Reproduce the whole listing, character for character.

(Data extracted from a collection)
========================================

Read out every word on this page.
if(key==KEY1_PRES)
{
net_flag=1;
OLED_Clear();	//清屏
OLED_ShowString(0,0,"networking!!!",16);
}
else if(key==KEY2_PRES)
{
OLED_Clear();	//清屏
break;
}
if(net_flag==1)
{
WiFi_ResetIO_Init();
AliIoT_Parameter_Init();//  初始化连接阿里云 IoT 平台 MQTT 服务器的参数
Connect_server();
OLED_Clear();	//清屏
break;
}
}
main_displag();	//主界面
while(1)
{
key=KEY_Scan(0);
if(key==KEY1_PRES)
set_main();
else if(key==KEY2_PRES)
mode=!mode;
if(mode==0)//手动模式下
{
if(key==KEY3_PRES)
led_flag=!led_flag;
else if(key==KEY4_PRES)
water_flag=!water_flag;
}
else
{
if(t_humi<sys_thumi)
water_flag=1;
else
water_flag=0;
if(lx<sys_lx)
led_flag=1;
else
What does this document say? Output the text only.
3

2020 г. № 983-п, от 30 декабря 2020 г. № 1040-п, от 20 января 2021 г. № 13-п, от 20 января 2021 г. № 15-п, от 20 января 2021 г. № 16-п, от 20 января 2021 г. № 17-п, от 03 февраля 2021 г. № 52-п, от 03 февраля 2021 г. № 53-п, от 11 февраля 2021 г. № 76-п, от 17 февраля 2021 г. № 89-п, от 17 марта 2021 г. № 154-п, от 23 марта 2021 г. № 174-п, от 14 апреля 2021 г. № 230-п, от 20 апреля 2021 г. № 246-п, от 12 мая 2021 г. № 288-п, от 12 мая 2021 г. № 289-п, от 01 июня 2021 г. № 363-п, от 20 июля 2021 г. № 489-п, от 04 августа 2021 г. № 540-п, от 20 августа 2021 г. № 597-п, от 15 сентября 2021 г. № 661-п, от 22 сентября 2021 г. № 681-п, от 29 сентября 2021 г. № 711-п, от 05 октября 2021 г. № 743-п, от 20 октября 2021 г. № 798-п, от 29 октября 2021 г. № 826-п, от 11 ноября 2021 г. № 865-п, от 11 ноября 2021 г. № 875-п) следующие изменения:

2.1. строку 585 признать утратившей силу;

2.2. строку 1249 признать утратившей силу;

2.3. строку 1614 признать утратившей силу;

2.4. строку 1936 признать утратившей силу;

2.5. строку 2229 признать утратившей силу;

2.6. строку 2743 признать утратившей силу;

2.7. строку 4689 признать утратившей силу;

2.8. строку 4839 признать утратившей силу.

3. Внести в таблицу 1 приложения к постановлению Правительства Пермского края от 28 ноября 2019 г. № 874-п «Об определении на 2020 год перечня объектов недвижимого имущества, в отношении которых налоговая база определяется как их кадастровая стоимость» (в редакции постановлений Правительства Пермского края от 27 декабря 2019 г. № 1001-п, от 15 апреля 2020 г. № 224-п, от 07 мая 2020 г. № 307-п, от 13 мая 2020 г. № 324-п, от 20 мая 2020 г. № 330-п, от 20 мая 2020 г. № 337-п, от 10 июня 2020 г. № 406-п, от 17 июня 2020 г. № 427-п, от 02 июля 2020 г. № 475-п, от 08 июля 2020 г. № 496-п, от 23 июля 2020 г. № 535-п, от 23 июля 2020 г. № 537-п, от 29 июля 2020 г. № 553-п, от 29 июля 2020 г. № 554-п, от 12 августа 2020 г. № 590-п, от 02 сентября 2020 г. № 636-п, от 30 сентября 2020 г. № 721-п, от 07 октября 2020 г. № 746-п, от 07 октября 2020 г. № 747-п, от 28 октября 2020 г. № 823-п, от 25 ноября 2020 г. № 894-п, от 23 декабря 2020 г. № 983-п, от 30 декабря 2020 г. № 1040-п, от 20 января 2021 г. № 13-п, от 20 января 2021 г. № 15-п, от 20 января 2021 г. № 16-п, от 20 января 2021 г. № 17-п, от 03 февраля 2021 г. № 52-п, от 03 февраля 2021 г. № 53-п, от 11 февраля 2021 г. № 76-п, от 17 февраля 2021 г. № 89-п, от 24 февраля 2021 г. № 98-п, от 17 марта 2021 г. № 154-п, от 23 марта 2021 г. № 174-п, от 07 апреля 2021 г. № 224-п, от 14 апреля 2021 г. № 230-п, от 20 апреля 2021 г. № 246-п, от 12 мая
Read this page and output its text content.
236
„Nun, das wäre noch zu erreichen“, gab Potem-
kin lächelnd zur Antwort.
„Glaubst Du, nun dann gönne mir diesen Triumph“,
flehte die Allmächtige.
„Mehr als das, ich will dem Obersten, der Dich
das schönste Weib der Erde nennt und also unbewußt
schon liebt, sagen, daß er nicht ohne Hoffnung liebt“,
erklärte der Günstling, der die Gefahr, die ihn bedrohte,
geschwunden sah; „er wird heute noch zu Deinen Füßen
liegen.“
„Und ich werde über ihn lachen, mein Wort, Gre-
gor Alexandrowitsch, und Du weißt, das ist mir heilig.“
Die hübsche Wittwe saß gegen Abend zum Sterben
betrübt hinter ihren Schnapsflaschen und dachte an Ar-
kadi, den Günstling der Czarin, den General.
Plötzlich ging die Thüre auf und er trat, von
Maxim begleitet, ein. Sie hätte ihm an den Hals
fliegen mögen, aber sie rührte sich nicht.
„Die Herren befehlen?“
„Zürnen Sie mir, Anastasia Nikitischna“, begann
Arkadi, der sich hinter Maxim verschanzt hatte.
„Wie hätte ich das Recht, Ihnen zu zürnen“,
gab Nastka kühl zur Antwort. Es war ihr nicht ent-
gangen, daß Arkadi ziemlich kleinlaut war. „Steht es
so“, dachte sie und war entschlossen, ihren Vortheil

========================================

Exercise output.
Read out every word on this page.
if(key==KEY1_PRES)
{
net_flag=1;
OLED_Clear();	//清屏
OLED_ShowString(0,0,"networking!!!",16);
}
else if(key==KEY2_PRES)
{
OLED_Clear();	//清屏
break;
}
if(net_flag==1)
{
WiFi_ResetIO_Init();
AliIoT_Parameter_Init();//  初始化连接阿里云 IoT 平台 MQTT 服务器的参数
Connect_server();
OLED_Clear();	//清屏
break;
}
}
main_displag();	//主界面
while(1)
{
key=KEY_Scan(0);
if(key==KEY1_PRES)
set_main();
else if(key==KEY2_PRES)
mode=!mode;
if(mode==0)//手动模式下
{
if(key==KEY3_PRES)
led_flag=!led_flag;
else if(key==KEY4_PRES)
water_flag=!water_flag;
}
else
{
if(t_humi<sys_thumi)
water_flag=1;
else
water_flag=0;
if(lx<sys_lx)
led_flag=1;
else
What does this document say? Output the text only.
3

2020 г. № 983-п, от 30 декабря 2020 г. № 1040-п, от 20 января 2021 г. № 13-п, от 20 января 2021 г. № 15-п, от 20 января 2021 г. № 16-п, от 20 января 2021 г. № 17-п, от 03 февраля 2021 г. № 52-п, от 03 февраля 2021 г. № 53-п, от 11 февраля 2021 г. № 76-п, от 17 февраля 2021 г. № 89-п, от 17 марта 2021 г. № 154-п, от 23 марта 2021 г. № 174-п, от 14 апреля 2021 г. № 230-п, от 20 апреля 2021 г. № 246-п, от 12 мая 2021 г. № 288-п, от 12 мая 2021 г. № 289-п, от 01 июня 2021 г. № 363-п, от 20 июля 2021 г. № 489-п, от 04 августа 2021 г. № 540-п, от 20 августа 2021 г. № 597-п, от 15 сентября 2021 г. № 661-п, от 22 сентября 2021 г. № 681-п, от 29 сентября 2021 г. № 711-п, от 05 октября 2021 г. № 743-п, от 20 октября 2021 г. № 798-п, от 29 октября 2021 г. № 826-п, от 11 ноября 2021 г. № 865-п, от 11 ноября 2021 г. № 875-п) следующие изменения:

2.1. строку 585 признать утратившей силу;

2.2. строку 1249 признать утратившей силу;

2.3. строку 1614 признать утратившей силу;

2.4. строку 1936 признать утратившей силу;

2.5. строку 2229 признать утратившей силу;

2.6. строку 2743 признать утратившей силу;

2.7. строку 4689 признать утратившей силу;

2.8. строку 4839 признать утратившей силу.

3. Внести в таблицу 1 приложения к постановлению Правительства Пермского края от 28 ноября 2019 г. № 874-п «Об определении на 2020 год перечня объектов недвижимого имущества, в отношении которых налоговая база определяется как их кадастровая стоимость» (в редакции постановлений Правительства Пермского края от 27 декабря 2019 г. № 1001-п, от 15 апреля 2020 г. № 224-п, от 07 мая 2020 г. № 307-п, от 13 мая 2020 г. № 324-п, от 20 мая 2020 г. № 330-п, от 20 мая 2020 г. № 337-п, от 10 июня 2020 г. № 406-п, от 17 июня 2020 г. № 427-п, от 02 июля 2020 г. № 475-п, от 08 июля 2020 г. № 496-п, от 23 июля 2020 г. № 535-п, от 23 июля 2020 г. № 537-п, от 29 июля 2020 г. № 553-п, от 29 июля 2020 г. № 554-п, от 12 августа 2020 г. № 590-п, от 02 сентября 2020 г. № 636-п, от 30 сентября 2020 г. № 721-п, от 07 октября 2020 г. № 746-п, от 07 октября 2020 г. № 747-п, от 28 октября 2020 г. № 823-п, от 25 ноября 2020 г. № 894-п, от 23 декабря 2020 г. № 983-п, от 30 декабря 2020 г. № 1040-п, от 20 января 2021 г. № 13-п, от 20 января 2021 г. № 15-п, от 20 января 2021 г. № 16-п, от 20 января 2021 г. № 17-п, от 03 февраля 2021 г. № 52-п, от 03 февраля 2021 г. № 53-п, от 11 февраля 2021 г. № 76-п, от 17 февраля 2021 г. № 89-п, от 24 февраля 2021 г. № 98-п, от 17 марта 2021 г. № 154-п, от 23 марта 2021 г. № 174-п, от 07 апреля 2021 г. № 224-п, от 14 апреля 2021 г. № 230-п, от 20 апреля 2021 г. № 246-п, от 12 мая
Read this page and output its text content.
236
„Nun, das wäre noch zu erreichen“, gab Potem-
kin lächelnd zur Antwort.
„Glaubst Du, nun dann gönne mir diesen Triumph“,
flehte die Allmächtige.
„Mehr als das, ich will dem Obersten, der Dich
das schönste Weib der Erde nennt und also unbewußt
schon liebt, sagen, daß er nicht ohne Hoffnung liebt“,
erklärte der Günstling, der die Gefahr, die ihn bedrohte,
geschwunden sah; „er wird heute noch zu Deinen Füßen
liegen.“
„Und ich werde über ihn lachen, mein Wort, Gre-
gor Alexandrowitsch, und Du weißt, das ist mir heilig.“
Die hübsche Wittwe saß gegen Abend zum Sterben
betrübt hinter ihren Schnapsflaschen und dachte an Ar-
kadi, den Günstling der Czarin, den General.
Plötzlich ging die Thüre auf und er trat, von
Maxim begleitet, ein. Sie hätte ihm an den Hals
fliegen mögen, aber sie rührte sich nicht.
„Die Herren befehlen?“
„Zürnen Sie mir, Anastasia Nikitischna“, begann
Arkadi, der sich hinter Maxim verschanzt hatte.
„Wie hätte ich das Recht, Ihnen zu zürnen“,
gab Nastka kühl zur Antwort. Es war ihr nicht ent-
gangen, daß Arkadi ziemlich kleinlaut war. „Steht es
so“, dachte sie und war entschlossen, ihren Vortheil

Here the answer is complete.